The task: Set down each line of the data below exactly as it stands, dropping the pictures.

Begin Supplied entries

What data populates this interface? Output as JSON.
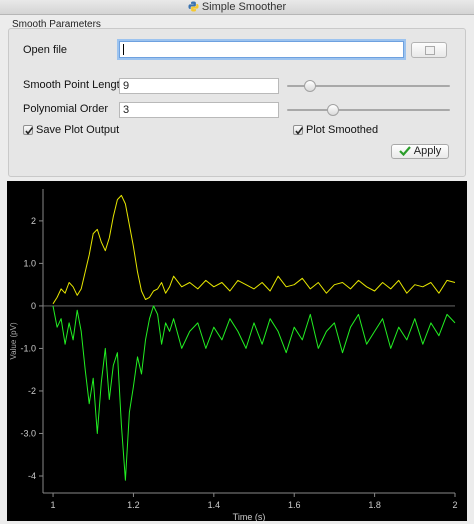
{
  "window": {
    "title": "Simple Smoother"
  },
  "group": {
    "title": "Smooth Parameters"
  },
  "open_file": {
    "label": "Open file",
    "value": ""
  },
  "smooth_point_length": {
    "label": "Smooth Point Length",
    "value": "9",
    "slider_fraction": 0.14
  },
  "polynomial_order": {
    "label": "Polynomial Order",
    "value": "3",
    "slider_fraction": 0.28
  },
  "save_plot_output": {
    "label": "Save Plot Output",
    "checked": true
  },
  "plot_smoothed": {
    "label": "Plot Smoothed",
    "checked": true
  },
  "apply": {
    "label": "Apply"
  },
  "chart_data": {
    "type": "line",
    "xlabel": "Time (s)",
    "ylabel": "Value (pV)",
    "xlim": [
      0.975,
      2.0
    ],
    "ylim": [
      -4.4,
      2.75
    ],
    "x_ticks": [
      1,
      1.2,
      1.4,
      1.6,
      1.8,
      2
    ],
    "x_tick_labels": [
      "1",
      "1.2",
      "1.4",
      "1.6",
      "1.8",
      "2"
    ],
    "y_ticks": [
      2,
      1,
      0,
      -1,
      -2,
      -3,
      -4
    ],
    "y_tick_labels": [
      "2",
      "1.0",
      "0",
      "-1.0",
      "-2",
      "-3.0",
      "-4"
    ],
    "grid": false,
    "background": "#000000",
    "series": [
      {
        "color": "#e6e600",
        "x": [
          1.0,
          1.01,
          1.02,
          1.03,
          1.04,
          1.05,
          1.06,
          1.07,
          1.08,
          1.09,
          1.1,
          1.11,
          1.12,
          1.13,
          1.14,
          1.15,
          1.16,
          1.17,
          1.18,
          1.19,
          1.2,
          1.21,
          1.22,
          1.23,
          1.24,
          1.25,
          1.26,
          1.27,
          1.28,
          1.29,
          1.3,
          1.32,
          1.34,
          1.36,
          1.38,
          1.4,
          1.42,
          1.44,
          1.46,
          1.48,
          1.5,
          1.52,
          1.54,
          1.56,
          1.58,
          1.6,
          1.62,
          1.64,
          1.66,
          1.68,
          1.7,
          1.72,
          1.74,
          1.76,
          1.78,
          1.8,
          1.82,
          1.84,
          1.86,
          1.88,
          1.9,
          1.92,
          1.94,
          1.96,
          1.98,
          2.0
        ],
        "values": [
          0.05,
          0.2,
          0.4,
          0.3,
          0.55,
          0.45,
          0.25,
          0.4,
          0.8,
          1.2,
          1.7,
          1.8,
          1.5,
          1.3,
          1.6,
          2.1,
          2.5,
          2.6,
          2.4,
          1.9,
          1.4,
          0.8,
          0.35,
          0.15,
          0.2,
          0.35,
          0.4,
          0.55,
          0.3,
          0.45,
          0.7,
          0.45,
          0.55,
          0.4,
          0.6,
          0.45,
          0.55,
          0.35,
          0.6,
          0.5,
          0.4,
          0.55,
          0.35,
          0.7,
          0.45,
          0.5,
          0.65,
          0.4,
          0.55,
          0.3,
          0.5,
          0.55,
          0.4,
          0.6,
          0.45,
          0.35,
          0.55,
          0.4,
          0.6,
          0.3,
          0.5,
          0.45,
          0.55,
          0.3,
          0.6,
          0.55
        ]
      },
      {
        "color": "#22ee22",
        "x": [
          1.0,
          1.01,
          1.02,
          1.03,
          1.04,
          1.05,
          1.06,
          1.07,
          1.08,
          1.09,
          1.1,
          1.11,
          1.12,
          1.13,
          1.14,
          1.15,
          1.16,
          1.17,
          1.18,
          1.19,
          1.2,
          1.21,
          1.22,
          1.23,
          1.24,
          1.25,
          1.26,
          1.27,
          1.28,
          1.29,
          1.3,
          1.32,
          1.34,
          1.36,
          1.38,
          1.4,
          1.42,
          1.44,
          1.46,
          1.48,
          1.5,
          1.52,
          1.54,
          1.56,
          1.58,
          1.6,
          1.62,
          1.64,
          1.66,
          1.68,
          1.7,
          1.72,
          1.74,
          1.76,
          1.78,
          1.8,
          1.82,
          1.84,
          1.86,
          1.88,
          1.9,
          1.92,
          1.94,
          1.96,
          1.98,
          2.0
        ],
        "values": [
          0.0,
          -0.5,
          -0.3,
          -0.9,
          -0.4,
          -0.8,
          -0.1,
          -0.6,
          -1.5,
          -2.3,
          -1.7,
          -3.0,
          -1.8,
          -1.0,
          -2.2,
          -1.4,
          -1.1,
          -2.8,
          -4.1,
          -2.5,
          -1.9,
          -1.2,
          -1.6,
          -0.8,
          -0.3,
          0.0,
          -0.2,
          -0.9,
          -0.4,
          -0.6,
          -0.3,
          -1.0,
          -0.6,
          -0.4,
          -1.0,
          -0.5,
          -0.8,
          -0.3,
          -0.6,
          -1.0,
          -0.4,
          -0.9,
          -0.3,
          -0.6,
          -1.1,
          -0.5,
          -0.8,
          -0.2,
          -1.0,
          -0.6,
          -0.4,
          -1.1,
          -0.5,
          -0.2,
          -0.9,
          -0.6,
          -0.3,
          -1.0,
          -0.5,
          -0.8,
          -0.3,
          -0.9,
          -0.4,
          -0.7,
          -0.2,
          -0.4
        ]
      }
    ]
  }
}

End Supplied entries

Result of the task:
What data populates this interface? Output as JSON.
{
  "window": {
    "title": "Simple Smoother"
  },
  "group": {
    "title": "Smooth Parameters"
  },
  "open_file": {
    "label": "Open file",
    "value": ""
  },
  "smooth_point_length": {
    "label": "Smooth Point Length",
    "value": "9",
    "slider_fraction": 0.14
  },
  "polynomial_order": {
    "label": "Polynomial Order",
    "value": "3",
    "slider_fraction": 0.28
  },
  "save_plot_output": {
    "label": "Save Plot Output",
    "checked": true
  },
  "plot_smoothed": {
    "label": "Plot Smoothed",
    "checked": true
  },
  "apply": {
    "label": "Apply"
  },
  "chart_data": {
    "type": "line",
    "xlabel": "Time (s)",
    "ylabel": "Value (pV)",
    "xlim": [
      0.975,
      2.0
    ],
    "ylim": [
      -4.4,
      2.75
    ],
    "x_ticks": [
      1,
      1.2,
      1.4,
      1.6,
      1.8,
      2
    ],
    "x_tick_labels": [
      "1",
      "1.2",
      "1.4",
      "1.6",
      "1.8",
      "2"
    ],
    "y_ticks": [
      2,
      1,
      0,
      -1,
      -2,
      -3,
      -4
    ],
    "y_tick_labels": [
      "2",
      "1.0",
      "0",
      "-1.0",
      "-2",
      "-3.0",
      "-4"
    ],
    "grid": false,
    "background": "#000000",
    "series": [
      {
        "color": "#e6e600",
        "x": [
          1.0,
          1.01,
          1.02,
          1.03,
          1.04,
          1.05,
          1.06,
          1.07,
          1.08,
          1.09,
          1.1,
          1.11,
          1.12,
          1.13,
          1.14,
          1.15,
          1.16,
          1.17,
          1.18,
          1.19,
          1.2,
          1.21,
          1.22,
          1.23,
          1.24,
          1.25,
          1.26,
          1.27,
          1.28,
          1.29,
          1.3,
          1.32,
          1.34,
          1.36,
          1.38,
          1.4,
          1.42,
          1.44,
          1.46,
          1.48,
          1.5,
          1.52,
          1.54,
          1.56,
          1.58,
          1.6,
          1.62,
          1.64,
          1.66,
          1.68,
          1.7,
          1.72,
          1.74,
          1.76,
          1.78,
          1.8,
          1.82,
          1.84,
          1.86,
          1.88,
          1.9,
          1.92,
          1.94,
          1.96,
          1.98,
          2.0
        ],
        "values": [
          0.05,
          0.2,
          0.4,
          0.3,
          0.55,
          0.45,
          0.25,
          0.4,
          0.8,
          1.2,
          1.7,
          1.8,
          1.5,
          1.3,
          1.6,
          2.1,
          2.5,
          2.6,
          2.4,
          1.9,
          1.4,
          0.8,
          0.35,
          0.15,
          0.2,
          0.35,
          0.4,
          0.55,
          0.3,
          0.45,
          0.7,
          0.45,
          0.55,
          0.4,
          0.6,
          0.45,
          0.55,
          0.35,
          0.6,
          0.5,
          0.4,
          0.55,
          0.35,
          0.7,
          0.45,
          0.5,
          0.65,
          0.4,
          0.55,
          0.3,
          0.5,
          0.55,
          0.4,
          0.6,
          0.45,
          0.35,
          0.55,
          0.4,
          0.6,
          0.3,
          0.5,
          0.45,
          0.55,
          0.3,
          0.6,
          0.55
        ]
      },
      {
        "color": "#22ee22",
        "x": [
          1.0,
          1.01,
          1.02,
          1.03,
          1.04,
          1.05,
          1.06,
          1.07,
          1.08,
          1.09,
          1.1,
          1.11,
          1.12,
          1.13,
          1.14,
          1.15,
          1.16,
          1.17,
          1.18,
          1.19,
          1.2,
          1.21,
          1.22,
          1.23,
          1.24,
          1.25,
          1.26,
          1.27,
          1.28,
          1.29,
          1.3,
          1.32,
          1.34,
          1.36,
          1.38,
          1.4,
          1.42,
          1.44,
          1.46,
          1.48,
          1.5,
          1.52,
          1.54,
          1.56,
          1.58,
          1.6,
          1.62,
          1.64,
          1.66,
          1.68,
          1.7,
          1.72,
          1.74,
          1.76,
          1.78,
          1.8,
          1.82,
          1.84,
          1.86,
          1.88,
          1.9,
          1.92,
          1.94,
          1.96,
          1.98,
          2.0
        ],
        "values": [
          0.0,
          -0.5,
          -0.3,
          -0.9,
          -0.4,
          -0.8,
          -0.1,
          -0.6,
          -1.5,
          -2.3,
          -1.7,
          -3.0,
          -1.8,
          -1.0,
          -2.2,
          -1.4,
          -1.1,
          -2.8,
          -4.1,
          -2.5,
          -1.9,
          -1.2,
          -1.6,
          -0.8,
          -0.3,
          0.0,
          -0.2,
          -0.9,
          -0.4,
          -0.6,
          -0.3,
          -1.0,
          -0.6,
          -0.4,
          -1.0,
          -0.5,
          -0.8,
          -0.3,
          -0.6,
          -1.0,
          -0.4,
          -0.9,
          -0.3,
          -0.6,
          -1.1,
          -0.5,
          -0.8,
          -0.2,
          -1.0,
          -0.6,
          -0.4,
          -1.1,
          -0.5,
          -0.2,
          -0.9,
          -0.6,
          -0.3,
          -1.0,
          -0.5,
          -0.8,
          -0.3,
          -0.9,
          -0.4,
          -0.7,
          -0.2,
          -0.4
        ]
      }
    ]
  }
}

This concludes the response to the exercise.